GIVEN RECORDS Start Marker
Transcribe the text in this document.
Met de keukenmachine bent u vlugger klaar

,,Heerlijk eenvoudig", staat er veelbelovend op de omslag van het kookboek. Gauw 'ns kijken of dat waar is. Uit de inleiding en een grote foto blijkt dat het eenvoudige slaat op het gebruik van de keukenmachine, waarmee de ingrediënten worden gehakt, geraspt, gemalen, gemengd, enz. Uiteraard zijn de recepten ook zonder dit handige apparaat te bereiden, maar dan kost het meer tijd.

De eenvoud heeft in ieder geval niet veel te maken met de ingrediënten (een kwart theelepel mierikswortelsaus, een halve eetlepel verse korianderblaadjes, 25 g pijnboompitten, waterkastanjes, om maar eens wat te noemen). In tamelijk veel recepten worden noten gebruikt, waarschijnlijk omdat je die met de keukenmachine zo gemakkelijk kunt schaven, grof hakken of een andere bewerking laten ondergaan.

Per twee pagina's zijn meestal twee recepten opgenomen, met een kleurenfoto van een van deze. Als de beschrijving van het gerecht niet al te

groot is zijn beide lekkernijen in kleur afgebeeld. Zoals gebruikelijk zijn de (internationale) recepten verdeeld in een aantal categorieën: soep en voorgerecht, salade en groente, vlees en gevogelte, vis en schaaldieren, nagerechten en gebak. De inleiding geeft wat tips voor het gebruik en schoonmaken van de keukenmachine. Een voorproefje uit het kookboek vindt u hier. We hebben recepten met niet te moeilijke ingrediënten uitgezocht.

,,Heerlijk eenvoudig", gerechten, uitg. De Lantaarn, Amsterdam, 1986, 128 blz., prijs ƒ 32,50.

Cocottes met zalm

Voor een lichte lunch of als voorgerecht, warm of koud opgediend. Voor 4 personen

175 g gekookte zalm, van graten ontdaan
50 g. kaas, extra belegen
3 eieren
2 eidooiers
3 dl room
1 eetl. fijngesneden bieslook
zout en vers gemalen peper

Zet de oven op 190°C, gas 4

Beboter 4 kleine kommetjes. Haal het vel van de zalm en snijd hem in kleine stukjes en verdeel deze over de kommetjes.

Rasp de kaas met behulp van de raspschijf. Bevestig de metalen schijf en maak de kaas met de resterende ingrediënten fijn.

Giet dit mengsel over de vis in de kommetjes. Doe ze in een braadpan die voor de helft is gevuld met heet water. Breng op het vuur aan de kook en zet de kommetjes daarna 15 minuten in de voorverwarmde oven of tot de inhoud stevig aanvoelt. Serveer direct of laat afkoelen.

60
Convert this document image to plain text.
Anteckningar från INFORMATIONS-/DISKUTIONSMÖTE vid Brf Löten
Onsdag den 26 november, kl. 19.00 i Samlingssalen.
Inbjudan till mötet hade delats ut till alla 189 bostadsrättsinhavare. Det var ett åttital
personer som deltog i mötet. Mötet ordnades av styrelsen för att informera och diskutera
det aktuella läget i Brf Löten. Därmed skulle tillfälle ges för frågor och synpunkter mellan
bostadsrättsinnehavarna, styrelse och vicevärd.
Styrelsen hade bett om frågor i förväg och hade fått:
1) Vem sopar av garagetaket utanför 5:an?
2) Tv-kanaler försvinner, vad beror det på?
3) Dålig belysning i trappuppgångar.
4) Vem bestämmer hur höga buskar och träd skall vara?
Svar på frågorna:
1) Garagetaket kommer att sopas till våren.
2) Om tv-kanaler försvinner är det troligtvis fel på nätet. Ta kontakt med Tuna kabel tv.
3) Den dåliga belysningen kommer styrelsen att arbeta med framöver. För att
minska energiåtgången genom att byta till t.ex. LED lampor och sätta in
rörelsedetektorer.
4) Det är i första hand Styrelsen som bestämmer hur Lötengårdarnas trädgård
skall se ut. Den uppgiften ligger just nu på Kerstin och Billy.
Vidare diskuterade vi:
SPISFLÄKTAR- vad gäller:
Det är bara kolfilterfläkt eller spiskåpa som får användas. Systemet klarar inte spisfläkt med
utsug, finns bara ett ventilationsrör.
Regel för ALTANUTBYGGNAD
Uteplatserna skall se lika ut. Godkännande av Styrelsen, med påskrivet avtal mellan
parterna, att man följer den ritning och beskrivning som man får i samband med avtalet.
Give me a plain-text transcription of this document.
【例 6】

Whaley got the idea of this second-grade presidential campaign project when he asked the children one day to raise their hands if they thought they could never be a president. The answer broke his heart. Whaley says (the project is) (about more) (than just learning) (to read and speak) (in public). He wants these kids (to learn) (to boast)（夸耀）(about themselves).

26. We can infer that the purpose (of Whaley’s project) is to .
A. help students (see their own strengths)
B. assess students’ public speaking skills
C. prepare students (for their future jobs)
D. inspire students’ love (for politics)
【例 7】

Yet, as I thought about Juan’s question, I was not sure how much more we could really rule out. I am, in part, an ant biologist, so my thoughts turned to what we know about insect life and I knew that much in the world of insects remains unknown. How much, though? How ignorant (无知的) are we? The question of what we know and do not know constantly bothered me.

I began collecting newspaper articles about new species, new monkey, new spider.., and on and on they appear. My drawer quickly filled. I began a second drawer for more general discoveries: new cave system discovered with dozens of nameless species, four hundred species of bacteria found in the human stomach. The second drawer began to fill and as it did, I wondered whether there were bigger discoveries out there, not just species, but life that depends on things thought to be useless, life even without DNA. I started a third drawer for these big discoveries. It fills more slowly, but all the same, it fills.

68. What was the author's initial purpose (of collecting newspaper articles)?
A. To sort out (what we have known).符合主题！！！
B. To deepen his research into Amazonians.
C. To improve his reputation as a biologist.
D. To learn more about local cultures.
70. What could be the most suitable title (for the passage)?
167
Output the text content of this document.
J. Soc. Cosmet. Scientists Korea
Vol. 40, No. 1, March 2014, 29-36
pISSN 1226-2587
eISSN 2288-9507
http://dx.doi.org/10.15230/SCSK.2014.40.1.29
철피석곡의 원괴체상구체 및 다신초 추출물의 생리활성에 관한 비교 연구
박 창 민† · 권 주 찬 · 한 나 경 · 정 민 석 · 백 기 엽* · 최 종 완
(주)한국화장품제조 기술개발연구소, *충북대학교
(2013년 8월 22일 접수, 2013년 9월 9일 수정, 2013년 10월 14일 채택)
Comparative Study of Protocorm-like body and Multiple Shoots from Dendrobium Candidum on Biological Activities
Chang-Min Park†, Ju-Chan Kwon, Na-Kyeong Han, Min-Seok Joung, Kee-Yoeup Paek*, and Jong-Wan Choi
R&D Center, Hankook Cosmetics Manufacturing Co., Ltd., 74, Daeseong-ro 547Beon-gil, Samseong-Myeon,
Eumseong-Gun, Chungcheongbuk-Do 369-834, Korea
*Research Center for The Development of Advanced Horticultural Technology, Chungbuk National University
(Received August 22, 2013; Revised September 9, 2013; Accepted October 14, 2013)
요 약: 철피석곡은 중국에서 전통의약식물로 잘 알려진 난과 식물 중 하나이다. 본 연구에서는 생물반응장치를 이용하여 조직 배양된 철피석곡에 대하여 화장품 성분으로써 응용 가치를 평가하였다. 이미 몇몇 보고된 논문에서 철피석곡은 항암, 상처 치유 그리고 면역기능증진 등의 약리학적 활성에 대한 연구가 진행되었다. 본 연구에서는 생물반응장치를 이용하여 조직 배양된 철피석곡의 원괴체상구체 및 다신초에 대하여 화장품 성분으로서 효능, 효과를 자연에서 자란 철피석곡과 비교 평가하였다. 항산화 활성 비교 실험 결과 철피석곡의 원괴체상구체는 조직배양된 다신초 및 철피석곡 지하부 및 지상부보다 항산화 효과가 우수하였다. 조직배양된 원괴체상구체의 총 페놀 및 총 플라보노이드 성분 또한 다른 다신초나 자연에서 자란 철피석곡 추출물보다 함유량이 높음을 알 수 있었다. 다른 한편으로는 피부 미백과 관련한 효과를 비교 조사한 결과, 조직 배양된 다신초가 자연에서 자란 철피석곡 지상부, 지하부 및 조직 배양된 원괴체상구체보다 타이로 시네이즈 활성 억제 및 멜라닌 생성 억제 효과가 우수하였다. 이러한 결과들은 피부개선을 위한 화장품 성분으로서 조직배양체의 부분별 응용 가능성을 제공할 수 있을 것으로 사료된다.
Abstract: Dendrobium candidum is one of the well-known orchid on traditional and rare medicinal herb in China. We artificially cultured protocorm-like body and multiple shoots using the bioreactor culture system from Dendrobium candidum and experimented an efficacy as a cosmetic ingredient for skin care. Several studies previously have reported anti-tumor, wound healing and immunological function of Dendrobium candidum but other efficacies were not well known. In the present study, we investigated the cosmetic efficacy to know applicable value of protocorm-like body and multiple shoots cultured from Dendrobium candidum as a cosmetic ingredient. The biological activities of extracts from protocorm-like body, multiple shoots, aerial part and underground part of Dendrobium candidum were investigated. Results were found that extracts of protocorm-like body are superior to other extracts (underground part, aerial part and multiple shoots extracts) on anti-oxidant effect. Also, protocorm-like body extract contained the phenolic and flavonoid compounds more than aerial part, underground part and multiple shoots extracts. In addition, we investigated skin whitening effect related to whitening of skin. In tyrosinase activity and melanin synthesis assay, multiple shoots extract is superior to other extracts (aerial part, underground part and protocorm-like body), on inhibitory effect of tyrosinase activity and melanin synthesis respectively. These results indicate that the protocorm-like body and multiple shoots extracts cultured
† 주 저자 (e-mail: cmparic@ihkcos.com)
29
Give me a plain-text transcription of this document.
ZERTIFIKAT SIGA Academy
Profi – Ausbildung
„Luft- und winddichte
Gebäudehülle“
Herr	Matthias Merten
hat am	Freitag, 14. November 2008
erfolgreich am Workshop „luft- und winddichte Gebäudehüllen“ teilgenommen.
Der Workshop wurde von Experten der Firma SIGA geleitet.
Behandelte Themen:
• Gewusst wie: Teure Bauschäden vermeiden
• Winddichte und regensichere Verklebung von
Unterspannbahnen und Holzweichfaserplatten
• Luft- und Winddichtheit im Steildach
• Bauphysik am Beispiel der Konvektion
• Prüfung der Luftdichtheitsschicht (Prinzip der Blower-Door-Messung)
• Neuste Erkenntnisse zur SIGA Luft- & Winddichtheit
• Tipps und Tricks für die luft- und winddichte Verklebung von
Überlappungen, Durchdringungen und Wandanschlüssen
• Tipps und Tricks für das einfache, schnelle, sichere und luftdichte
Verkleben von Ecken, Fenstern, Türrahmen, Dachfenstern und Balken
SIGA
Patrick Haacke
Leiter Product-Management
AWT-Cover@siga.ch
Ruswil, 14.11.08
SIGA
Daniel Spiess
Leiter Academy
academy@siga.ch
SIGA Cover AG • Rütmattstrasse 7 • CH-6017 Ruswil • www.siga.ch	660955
GIVEN RECORDS End Marker
Count the lines above in which the string "ingrediënten" occurs, and write the number with no other text.

§ **TASK ANSWER**:
4